- **WHAT THIS TASK INVOLVES**
Lay out the lines below as a Markdown table with the columns "No." and "Line", numbering each row and skipping any blank lines. Leave the pictures out of your answer.

[Element location data]
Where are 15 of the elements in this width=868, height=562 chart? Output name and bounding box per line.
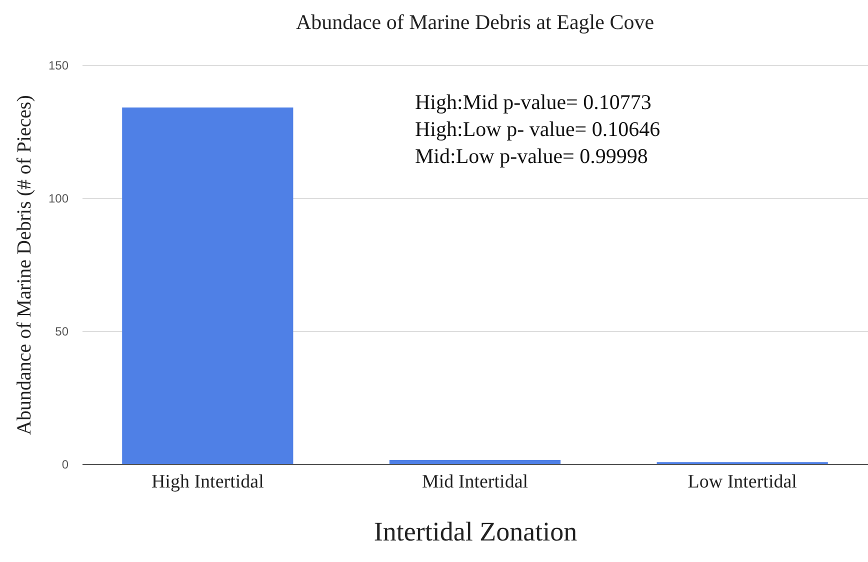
y-tick-label: 50 xyxy=(55,324,69,338)
chart-title: Abundace of Marine Debris at Eagle Cove xyxy=(296,10,654,34)
y-tick-label: 0 xyxy=(62,458,69,472)
x-tick-label: High Intertidal xyxy=(151,472,264,492)
y-axis-title: Abundance of Marine Debris (# of Pieces) xyxy=(13,95,36,435)
bar xyxy=(122,108,294,464)
y-tick-label: 150 xyxy=(48,58,69,72)
annotation: Mid:Low p-value= 0.99998 xyxy=(415,144,648,168)
bar xyxy=(389,460,561,464)
annotation: High:Mid p-value= 0.10773 xyxy=(415,90,652,114)
annotation: High:Low p- value= 0.10646 xyxy=(415,117,660,141)
y-tick-label: 100 xyxy=(48,192,69,206)
x-axis-title: Intertidal Zonation xyxy=(374,516,578,546)
x-tick-label: Mid Intertidal xyxy=(422,472,528,492)
x-tick-label: Low Intertidal xyxy=(688,472,797,492)
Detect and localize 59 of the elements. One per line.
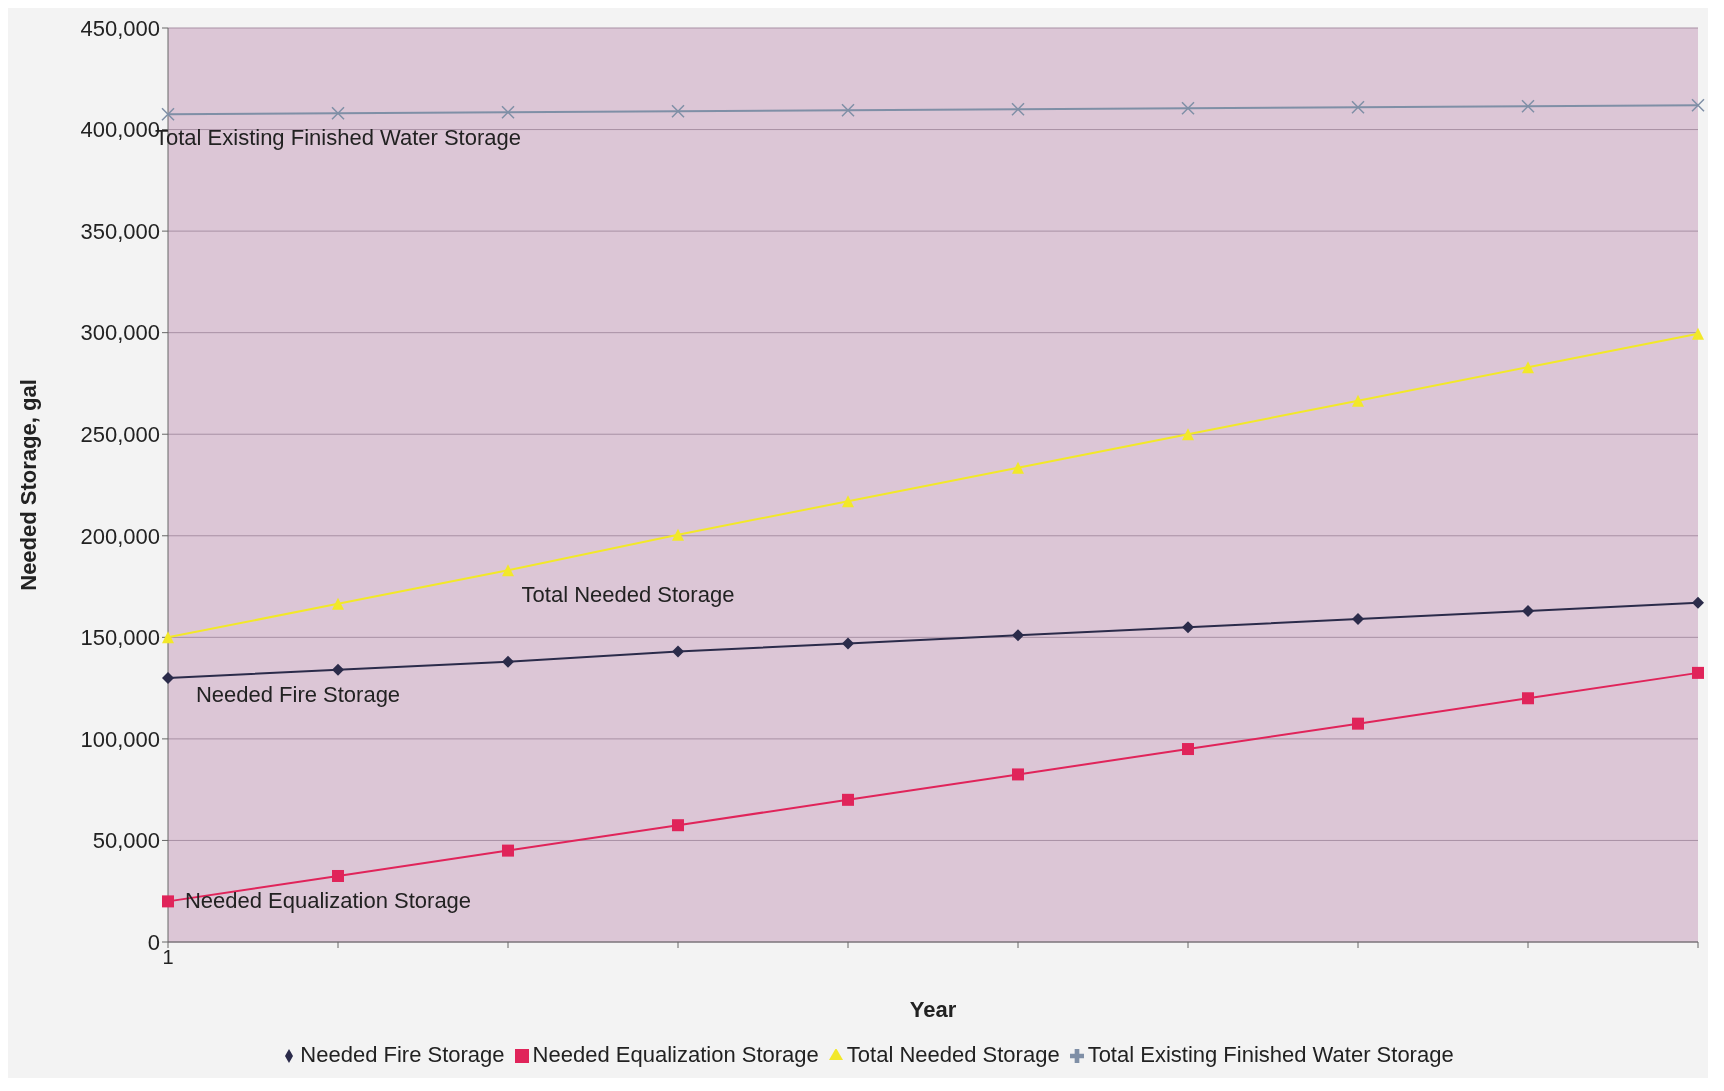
point bbox=[1181, 101, 1195, 115]
y-tick-label: 250,000 bbox=[80, 422, 160, 448]
y-tick-label: 300,000 bbox=[80, 320, 160, 346]
point bbox=[1012, 461, 1024, 474]
y-tick-label: 100,000 bbox=[80, 726, 160, 752]
point bbox=[1012, 768, 1024, 781]
point bbox=[1522, 604, 1534, 617]
point bbox=[162, 631, 174, 644]
point bbox=[1352, 613, 1364, 626]
point bbox=[332, 597, 344, 610]
point bbox=[1692, 596, 1704, 609]
legend-label: Needed Equalization Storage bbox=[532, 1042, 819, 1067]
text: Needed Fire Storage bbox=[195, 681, 401, 707]
point bbox=[1692, 327, 1704, 340]
point bbox=[331, 106, 345, 121]
point bbox=[1182, 428, 1194, 441]
point bbox=[1352, 394, 1364, 407]
y-tick-label: 0 bbox=[147, 929, 160, 955]
legend-label: Needed Fire Storage bbox=[300, 1042, 505, 1067]
point bbox=[332, 869, 344, 882]
point bbox=[1522, 361, 1534, 374]
x-axis-title: Year bbox=[909, 997, 957, 1022]
point bbox=[672, 645, 684, 658]
point bbox=[1692, 666, 1704, 679]
y-tick-label: 50,000 bbox=[92, 828, 160, 854]
text: Needed Equalization Storage bbox=[184, 887, 472, 913]
point bbox=[672, 819, 684, 832]
y-tick-label: 150,000 bbox=[80, 625, 160, 651]
y-tick-label: 350,000 bbox=[80, 218, 160, 244]
legend-label: Total Existing Finished Water Storage bbox=[1087, 1042, 1454, 1067]
point bbox=[1691, 98, 1705, 112]
point bbox=[501, 105, 515, 120]
point bbox=[502, 844, 514, 857]
point bbox=[161, 107, 175, 122]
point bbox=[842, 495, 854, 508]
text: Total Needed Storage bbox=[521, 582, 735, 608]
y-tick-label: 450,000 bbox=[80, 15, 160, 41]
point bbox=[1352, 717, 1364, 730]
point bbox=[841, 103, 855, 118]
point bbox=[1521, 99, 1535, 113]
point bbox=[842, 637, 854, 650]
x-tick-label: 1 bbox=[162, 946, 174, 969]
point bbox=[1182, 743, 1194, 756]
point bbox=[1012, 629, 1024, 642]
point bbox=[1011, 102, 1025, 116]
y-axis-title: Needed Storage, gal bbox=[15, 379, 41, 591]
point bbox=[1522, 692, 1534, 705]
point bbox=[162, 671, 174, 684]
point bbox=[502, 655, 514, 668]
point bbox=[842, 793, 854, 806]
point bbox=[332, 663, 344, 676]
point bbox=[502, 564, 514, 577]
y-tick-label: 200,000 bbox=[80, 523, 160, 549]
point bbox=[1182, 621, 1194, 634]
legend-label: Total Needed Storage bbox=[846, 1042, 1060, 1067]
point bbox=[162, 895, 174, 908]
point bbox=[1351, 100, 1365, 114]
point bbox=[671, 104, 685, 119]
point bbox=[672, 528, 684, 541]
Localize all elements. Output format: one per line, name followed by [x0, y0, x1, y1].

- **SOLUTION FOR THIS EXERCISE**
| No. | Line |
|---|---|
| 1 | Where are 15 of the elements in this width=868, height=562 chart? Output name and bounding box per line. |
| 2 | y-tick-label: 50 xyxy=(55,324,69,338) |
| 3 | chart-title: Abundace of Marine Debris at Eagle Cove xyxy=(296,10,654,34) |
| 4 | y-tick-label: 0 xyxy=(62,458,69,472) |
| 5 | x-tick-label: High Intertidal xyxy=(151,472,264,492) |
| 6 | y-axis-title: Abundance of Marine Debris (# of Pieces) xyxy=(13,95,36,435) |
| 7 | bar xyxy=(122,108,294,464) |
| 8 | y-tick-label: 150 xyxy=(48,58,69,72) |
| 9 | annotation: Mid:Low p-value= 0.99998 xyxy=(415,144,648,168) |
| 10 | bar xyxy=(389,460,561,464) |
| 11 | annotation: High:Mid p-value= 0.10773 xyxy=(415,90,652,114) |
| 12 | annotation: High:Low p- value= 0.10646 xyxy=(415,117,660,141) |
| 13 | y-tick-label: 100 xyxy=(48,192,69,206) |
| 14 | x-axis-title: Intertidal Zonation xyxy=(374,516,578,546) |
| 15 | x-tick-label: Mid Intertidal xyxy=(422,472,528,492) |
| 16 | x-tick-label: Low Intertidal xyxy=(688,472,797,492) |
| 17 | Detect and localize 59 of the elements. One per line. |
| 18 | point bbox=[1181, 101, 1195, 115] |
| 19 | y-tick-label: 250,000 bbox=[80, 422, 160, 448] |
| 20 | y-tick-label: 300,000 bbox=[80, 320, 160, 346] |
| 21 | point bbox=[1012, 461, 1024, 474] |
| 22 | y-tick-label: 100,000 bbox=[80, 726, 160, 752] |
| 23 | point bbox=[1012, 768, 1024, 781] |
| 24 | point bbox=[1522, 604, 1534, 617] |
| 25 | point bbox=[162, 631, 174, 644] |
| 26 | point bbox=[1352, 613, 1364, 626] |
| 27 | point bbox=[332, 597, 344, 610] |
| 28 | point bbox=[1692, 596, 1704, 609] |
| 29 | legend-label: Needed Equalization Storage bbox=[532, 1042, 819, 1067] |
| 30 | text: Needed Fire Storage bbox=[195, 681, 401, 707] |
| 31 | point bbox=[1692, 327, 1704, 340] |
| 32 | point bbox=[331, 106, 345, 121] |
| 33 | point bbox=[1182, 428, 1194, 441] |
| 34 | point bbox=[1352, 394, 1364, 407] |
| 35 | y-tick-label: 0 bbox=[147, 929, 160, 955] |
| 36 | legend-label: Needed Fire Storage bbox=[300, 1042, 505, 1067] |
| 37 | point bbox=[332, 869, 344, 882] |
| 38 | point bbox=[1522, 361, 1534, 374] |
| 39 | x-axis-title: Year bbox=[909, 997, 957, 1022] |
| 40 | point bbox=[672, 645, 684, 658] |
| 41 | point bbox=[1692, 666, 1704, 679] |
| 42 | y-tick-label: 50,000 bbox=[92, 828, 160, 854] |
| 43 | text: Needed Equalization Storage bbox=[184, 887, 472, 913] |
| 44 | point bbox=[672, 819, 684, 832] |
| 45 | y-tick-label: 150,000 bbox=[80, 625, 160, 651] |
| 46 | y-tick-label: 350,000 bbox=[80, 218, 160, 244] |
| 47 | legend-label: Total Existing Finished Water Storage bbox=[1087, 1042, 1454, 1067] |
| 48 | point bbox=[1691, 98, 1705, 112] |
| 49 | point bbox=[501, 105, 515, 120] |
| 50 | point bbox=[502, 844, 514, 857] |
| 51 | point bbox=[161, 107, 175, 122] |
| 52 | point bbox=[842, 495, 854, 508] |
| 53 | text: Total Needed Storage bbox=[521, 582, 735, 608] |
| 54 | y-tick-label: 450,000 bbox=[80, 15, 160, 41] |
| 55 | point bbox=[1352, 717, 1364, 730] |
| 56 | point bbox=[841, 103, 855, 118] |
| 57 | point bbox=[1521, 99, 1535, 113] |
| 58 | point bbox=[842, 637, 854, 650] |
| 59 | x-tick-label: 1 bbox=[162, 946, 174, 969] |
| 60 | point bbox=[1182, 743, 1194, 756] |
| 61 | point bbox=[1012, 629, 1024, 642] |
| 62 | point bbox=[1011, 102, 1025, 116] |
| 63 | y-axis-title: Needed Storage, gal bbox=[15, 379, 41, 591] |
| 64 | point bbox=[1522, 692, 1534, 705] |
| 65 | point bbox=[162, 671, 174, 684] |
| 66 | point bbox=[502, 655, 514, 668] |
| 67 | point bbox=[842, 793, 854, 806] |
| 68 | point bbox=[332, 663, 344, 676] |
| 69 | point bbox=[502, 564, 514, 577] |
| 70 | y-tick-label: 200,000 bbox=[80, 523, 160, 549] |
| 71 | point bbox=[1182, 621, 1194, 634] |
| 72 | legend-label: Total Needed Storage bbox=[846, 1042, 1060, 1067] |
| 73 | point bbox=[162, 895, 174, 908] |
| 74 | point bbox=[1351, 100, 1365, 114] |
| 75 | point bbox=[671, 104, 685, 119] |
| 76 | point bbox=[672, 528, 684, 541] |
| 77 | Localize all elements. Output format: one per line, name followed by [x0, y0, x1, y1]. |